• Document text:
>>>

Sounds like maybe you have an invalid XML fragment with several
elements next to each other without common parent.

I am starting to think that perhaps you are better off doing a hacky
regular-expression at least to get you through your first iteration.

Or a custom-coded pre-processor that will do some basic search and
replace in a loop to get that type value anywhere on a more direct
path of the XPath processor.

Regards,
   Alex.
----
Solr Analyzers, Tokenizers, Filters, URPs and even a newsletter:
http://www.solr-start.com/


On 23 October 2015 at 07:20, Routley, Alan <alan.rout...@bl.uk> wrote:
> Thanks Alex for getting back to me.
>
> As per your suggestion I've gone down the xsl root. I've created a 
> transformation that works fine in various test tools, but Solr is throwing 
> errors such as:
>
> Full Import failed:java.lang.RuntimeException: java.lang.RuntimeException: 
> org.apache.solr.handler.dataimport.DataImportHandlerException: Parsing failed 
> for xml, url:null rows processed:0 Processing Document # 1
>
> .....
>
> Caused by: java.lang.RuntimeException: com.ctc.wstx.exc.WstxParsingException: 
> Illegal to have multiple roots (start tag in epilog?).
>
> Looks like I need to dig a bit deeper
>
> Regards,
> Alan.
>
>
> -----Original Message-----
> From: Alexandre Rafalovitch [mailto:arafa...@gmail.com]
> Sent: 23 October 2015 12:00
> To: solr-user
> Subject: Re: Select sibling data via XPathEntityProcessor
>
> If you are stuck with DIH, it looks like you can specify xsl attribute to the 
> XPathEntityProcessor and it will be used as a pre-procesor.

<<<

• Given information:
>>>

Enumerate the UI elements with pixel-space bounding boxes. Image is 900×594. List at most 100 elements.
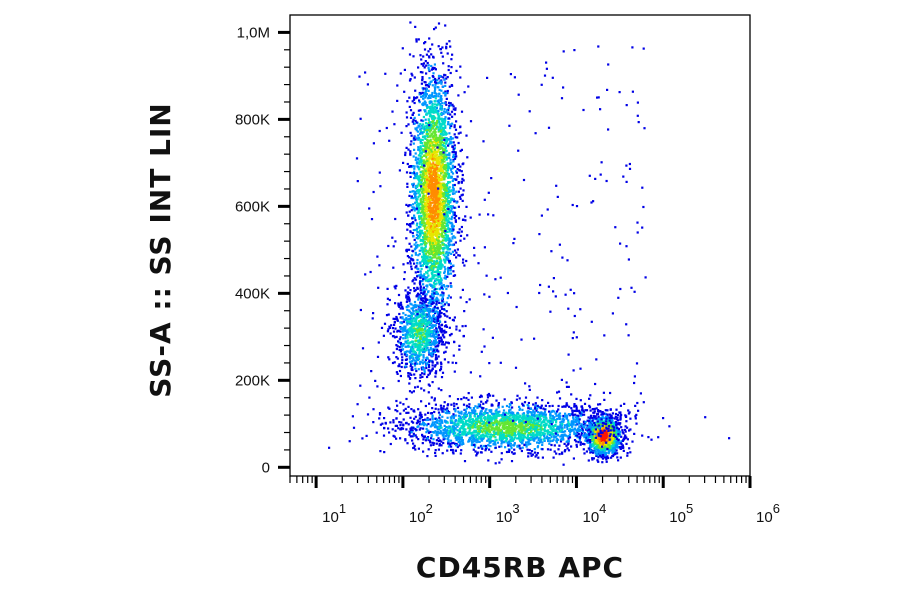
event-dot [420, 63, 423, 66]
event-dot [439, 278, 443, 281]
event-dot [442, 152, 446, 155]
event-dot [448, 230, 451, 233]
event-dot [583, 436, 586, 439]
event-dot [413, 317, 416, 320]
event-dot [395, 347, 398, 351]
event-dot [431, 272, 434, 276]
event-dot [421, 280, 424, 283]
event-dot [410, 303, 413, 306]
event-dot [415, 177, 418, 180]
event-dot [436, 191, 439, 194]
event-dot [452, 235, 455, 238]
event-dot [443, 187, 446, 190]
event-dot [436, 216, 439, 219]
event-dot [443, 351, 446, 354]
event-dot [412, 111, 415, 114]
event-dot [431, 269, 434, 273]
event-dot [454, 107, 457, 110]
event-dot [428, 310, 431, 313]
event-dot [438, 326, 441, 329]
event-dot [429, 141, 432, 145]
event-dot [407, 214, 410, 217]
event-dot [435, 356, 438, 359]
event-dot [423, 345, 426, 349]
event-dot [395, 356, 398, 359]
event-dot [437, 74, 441, 77]
event-dot [417, 191, 420, 195]
event-dot [615, 408, 618, 411]
event-dot [448, 237, 451, 240]
event-dot [439, 218, 442, 221]
event-dot [419, 157, 422, 160]
event-dot [420, 223, 423, 226]
event-dot [435, 139, 438, 143]
event-dot [432, 244, 435, 248]
event-dot [596, 453, 600, 456]
event-dot [444, 341, 448, 344]
event-dot [417, 323, 420, 326]
event-dot [447, 123, 450, 126]
event-dot [429, 100, 432, 103]
event-dot [422, 351, 425, 354]
event-dot [424, 319, 427, 323]
event-dot [438, 167, 441, 170]
event-dot [422, 338, 425, 341]
event-dot [445, 224, 448, 227]
event-dot [410, 195, 413, 198]
event-dot [425, 362, 429, 365]
event-dot [595, 454, 598, 457]
event-dot [429, 295, 432, 298]
event-dot [432, 206, 435, 209]
event-dot [413, 248, 416, 251]
event-dot [400, 345, 404, 348]
event-dot [414, 356, 418, 359]
event-dot [437, 251, 440, 254]
event-dot [427, 64, 430, 67]
event-dot [440, 298, 443, 301]
event-dot [421, 71, 424, 74]
event-dot [443, 285, 446, 288]
event-dot [442, 76, 445, 79]
event-dot [409, 190, 412, 193]
event-dot [591, 458, 594, 461]
event-dot [422, 248, 425, 251]
event-dot [403, 353, 406, 356]
event-dot [428, 186, 431, 189]
event-dot [443, 259, 446, 262]
event-dot [413, 287, 416, 290]
event-dot [421, 302, 424, 305]
event-dot [429, 268, 432, 271]
event-dot [405, 125, 408, 128]
event-dot [434, 180, 437, 183]
event-dot [436, 217, 439, 220]
event-dot [425, 242, 428, 245]
event-dot [431, 230, 435, 233]
event-dot [404, 350, 407, 353]
event-dot [426, 262, 429, 266]
event-dot [435, 335, 438, 339]
event-dot [428, 247, 432, 250]
event-dot [418, 293, 421, 296]
event-dot [599, 423, 602, 426]
event-dot [409, 322, 412, 325]
event-dot [414, 306, 418, 309]
event-dot [420, 275, 423, 278]
event-dot [401, 348, 405, 351]
event-dot [422, 154, 425, 157]
event-dot [393, 336, 397, 339]
event-dot [426, 138, 429, 141]
event-dot [443, 343, 446, 346]
event-dot [440, 164, 443, 168]
event-dot [452, 108, 455, 111]
event-dot [457, 163, 460, 166]
event-dot [437, 86, 440, 89]
event-dot [437, 253, 440, 256]
event-dot [612, 424, 616, 427]
event-dot [412, 328, 415, 331]
event-dot [423, 181, 427, 184]
event-dot [418, 163, 421, 166]
event-dot [434, 288, 437, 291]
event-dot [419, 331, 422, 334]
event-dot [426, 235, 429, 238]
event-dot [416, 231, 419, 234]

<<<

• Written exercise 1:
Answer these questions about the Solr email thread:
(a) What exception message appears after "Caused by:" in Alan's error output?
(b) Which website is listed in Alex's signature?
(c) Which attribute can be given to the XPathEntityProcessor so that it works as a pre-processor?
• Written exercise 2:
Write the next part of the Solr email thread, starting after its final line.

• Written answer 1:
(a) "Illegal to have multiple roots (start tag in epilog?)."
(b) http://www.solr-start.com/
(c) The xsl attribute.

• Written answer 2:
>
> I would probably use it to convert outer NamedAuthority tag into a 
> corresponding Author or Subject tag. Looks easiest.
>
> If you are not sure how to generate good XSL, have a look at something like 
> http://xmlstar.sourceforge.net/overview.php - it is sort of command line 
> processor but can also emit XSL to show you what it should look like. I wrote 
> about this tool many many moons ago at:
> http://www.freesoftwaremagazine.com/articles/xml_starlet
>
> Regards,
>    Alex.
> ----
> Solr Analyzers, Tokenizers, Filters, URPs and even a newsletter:
> http://www.solr-start.com/
>
>
> On 23 October 2015 at 02:25, Routley, Alan <alan.rout...@bl.uk> wrote:
>> Hi Alex
>>
>> Thanks for the reply.
>>
>> I think I'm stuck with using the DIH as I'm initially using the 
>> SqlEntityProcessor to extract records from SQL server, indexing some the 
>> standard relational fields before handing the xml piece over to the 
>> XPathEntityProcessor.
>> I'll look into adding an XSLT processor into the mix, but not used one 
>> before, so if you could possibly point me at an example that could get me 
>> started that would be a great help.
>>
>> Thanks
>>
>> Alan.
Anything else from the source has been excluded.